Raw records

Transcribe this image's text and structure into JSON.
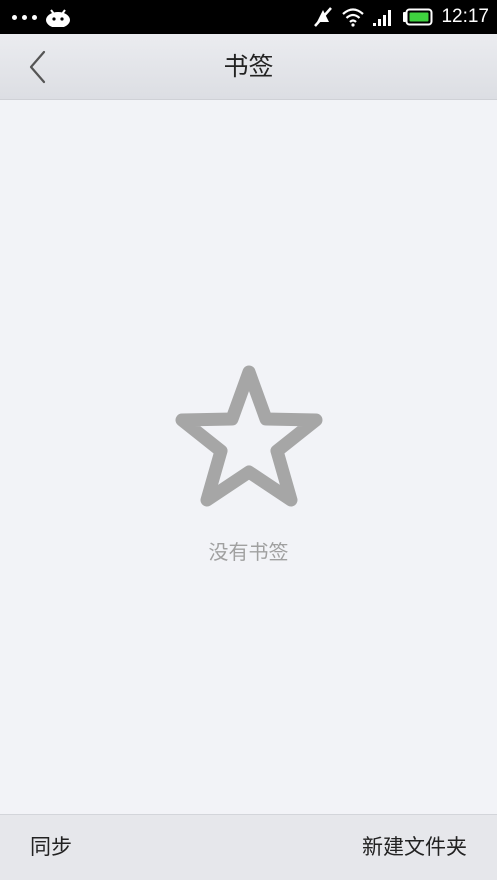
{
  "status_bar": {
    "time": "12:17",
    "icons": [
      "notification-dots-icon",
      "android-icon",
      "mute-icon",
      "wifi-icon",
      "signal-icon",
      "battery-icon"
    ],
    "battery_color": "#3fd23f"
  },
  "header": {
    "title": "书签",
    "back_icon": "chevron-left-icon"
  },
  "empty_state": {
    "icon": "star-outline-icon",
    "message": "没有书签"
  },
  "bottom_bar": {
    "sync_label": "同步",
    "new_folder_label": "新建文件夹"
  },
  "colors": {
    "background": "#f2f3f7",
    "star": "#a6a6a6",
    "empty_text": "#a0a0a0"
  }
}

Work required:
Each entry must be retyped word for word, with every image omitted.

Correct response:
Transcribe this image's text and structure into JSON.
{
  "status_bar": {
    "time": "12:17",
    "icons": [
      "notification-dots-icon",
      "android-icon",
      "mute-icon",
      "wifi-icon",
      "signal-icon",
      "battery-icon"
    ],
    "battery_color": "#3fd23f"
  },
  "header": {
    "title": "书签",
    "back_icon": "chevron-left-icon"
  },
  "empty_state": {
    "icon": "star-outline-icon",
    "message": "没有书签"
  },
  "bottom_bar": {
    "sync_label": "同步",
    "new_folder_label": "新建文件夹"
  },
  "colors": {
    "background": "#f2f3f7",
    "star": "#a6a6a6",
    "empty_text": "#a0a0a0"
  }
}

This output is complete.